- _The problem_
Pick out each line of the records in which the word "Walter" appears.

┌────────

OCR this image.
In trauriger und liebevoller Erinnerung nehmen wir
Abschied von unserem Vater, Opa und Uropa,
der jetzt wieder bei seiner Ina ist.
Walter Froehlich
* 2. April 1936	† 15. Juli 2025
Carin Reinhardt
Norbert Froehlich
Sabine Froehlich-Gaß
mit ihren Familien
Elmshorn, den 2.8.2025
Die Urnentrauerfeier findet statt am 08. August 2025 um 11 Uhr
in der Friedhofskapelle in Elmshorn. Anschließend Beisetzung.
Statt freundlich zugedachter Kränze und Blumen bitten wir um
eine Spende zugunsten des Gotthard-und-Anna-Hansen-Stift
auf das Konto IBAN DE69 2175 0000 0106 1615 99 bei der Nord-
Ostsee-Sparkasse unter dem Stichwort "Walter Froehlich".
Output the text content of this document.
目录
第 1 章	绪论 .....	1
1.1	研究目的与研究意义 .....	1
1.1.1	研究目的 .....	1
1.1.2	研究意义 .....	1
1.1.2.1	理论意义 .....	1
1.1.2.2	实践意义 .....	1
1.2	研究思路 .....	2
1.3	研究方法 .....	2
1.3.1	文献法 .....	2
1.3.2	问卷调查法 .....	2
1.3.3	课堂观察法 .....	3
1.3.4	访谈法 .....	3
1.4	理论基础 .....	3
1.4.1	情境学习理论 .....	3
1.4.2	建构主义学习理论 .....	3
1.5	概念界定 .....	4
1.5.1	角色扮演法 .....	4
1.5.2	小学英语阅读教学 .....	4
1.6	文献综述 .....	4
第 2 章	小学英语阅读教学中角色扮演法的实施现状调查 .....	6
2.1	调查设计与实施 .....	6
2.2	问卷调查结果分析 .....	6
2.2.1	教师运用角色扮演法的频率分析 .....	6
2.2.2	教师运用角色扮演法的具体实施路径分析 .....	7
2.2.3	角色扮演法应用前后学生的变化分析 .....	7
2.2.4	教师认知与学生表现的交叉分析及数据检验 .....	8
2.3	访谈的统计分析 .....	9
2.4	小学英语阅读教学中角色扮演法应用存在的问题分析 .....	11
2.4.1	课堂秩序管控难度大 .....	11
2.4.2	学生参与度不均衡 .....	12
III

└────────

- _Exercise response_
Walter Froehlich
Ostsee-Sparkasse unter dem Stichwort "Walter Froehlich".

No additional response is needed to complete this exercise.